--- Required work ---
Look for the string "Find" in the lines and copy each line that has it.

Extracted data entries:
<<<<

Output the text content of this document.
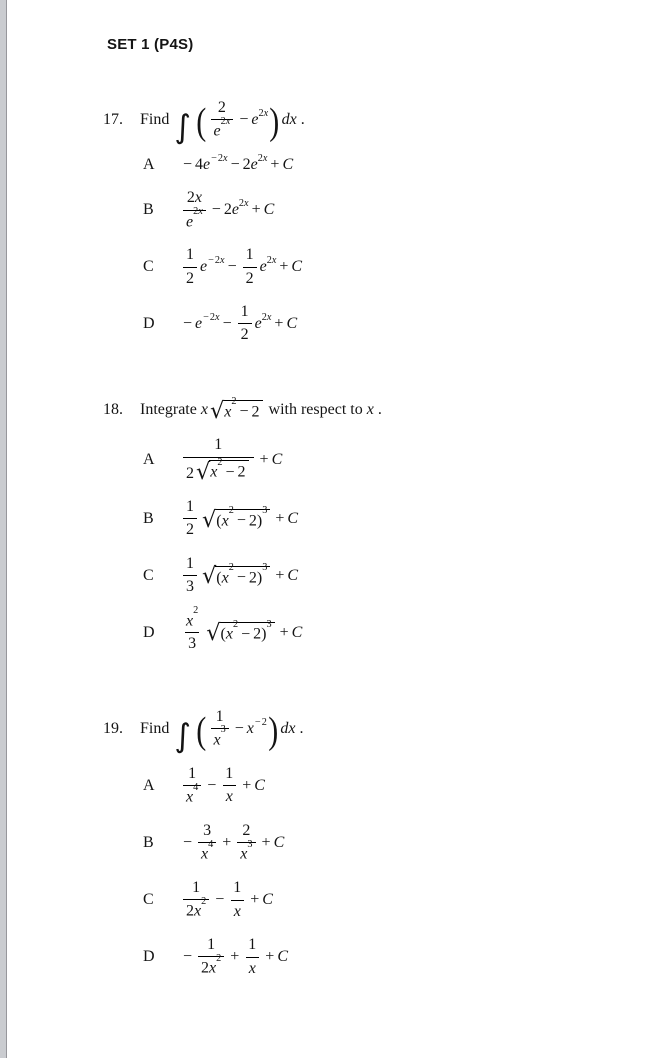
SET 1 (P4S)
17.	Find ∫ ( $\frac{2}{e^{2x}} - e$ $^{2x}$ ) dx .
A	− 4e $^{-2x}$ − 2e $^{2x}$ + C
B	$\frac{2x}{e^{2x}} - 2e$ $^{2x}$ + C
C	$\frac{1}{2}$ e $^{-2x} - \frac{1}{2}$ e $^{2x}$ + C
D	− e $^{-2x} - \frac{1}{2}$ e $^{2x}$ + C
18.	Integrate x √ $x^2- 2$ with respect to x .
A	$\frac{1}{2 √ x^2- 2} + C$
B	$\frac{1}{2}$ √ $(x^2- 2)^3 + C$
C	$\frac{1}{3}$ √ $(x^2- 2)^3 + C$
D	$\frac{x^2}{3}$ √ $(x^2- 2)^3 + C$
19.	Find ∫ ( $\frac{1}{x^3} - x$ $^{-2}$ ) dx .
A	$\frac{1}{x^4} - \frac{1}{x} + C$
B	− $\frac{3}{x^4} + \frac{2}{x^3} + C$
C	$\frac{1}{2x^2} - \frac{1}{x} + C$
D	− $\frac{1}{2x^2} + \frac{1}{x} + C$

>>>>
<<<<

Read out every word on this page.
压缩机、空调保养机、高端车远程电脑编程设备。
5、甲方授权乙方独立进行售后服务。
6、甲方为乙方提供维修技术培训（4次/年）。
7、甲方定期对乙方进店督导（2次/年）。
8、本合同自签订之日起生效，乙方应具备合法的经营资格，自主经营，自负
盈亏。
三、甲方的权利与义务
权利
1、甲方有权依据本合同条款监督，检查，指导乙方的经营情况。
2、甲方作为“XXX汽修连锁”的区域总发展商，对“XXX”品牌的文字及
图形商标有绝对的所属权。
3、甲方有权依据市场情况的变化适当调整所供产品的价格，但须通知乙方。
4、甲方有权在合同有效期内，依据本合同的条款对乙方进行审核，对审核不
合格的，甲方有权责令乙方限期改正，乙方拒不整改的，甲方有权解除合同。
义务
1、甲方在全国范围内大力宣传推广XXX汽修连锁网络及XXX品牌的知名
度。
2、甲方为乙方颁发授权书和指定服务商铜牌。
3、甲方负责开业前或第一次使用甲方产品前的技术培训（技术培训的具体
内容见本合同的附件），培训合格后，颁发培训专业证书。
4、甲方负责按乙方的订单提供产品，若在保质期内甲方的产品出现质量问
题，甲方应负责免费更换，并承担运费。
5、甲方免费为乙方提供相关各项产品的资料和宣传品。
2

>>>>

--- Problem solution ---
17.	Find ∫ ( $\frac{2}{e^{2x}} - e$ $^{2x}$ ) dx .
19.	Find ∫ ( $\frac{1}{x^3} - x$ $^{-2}$ ) dx .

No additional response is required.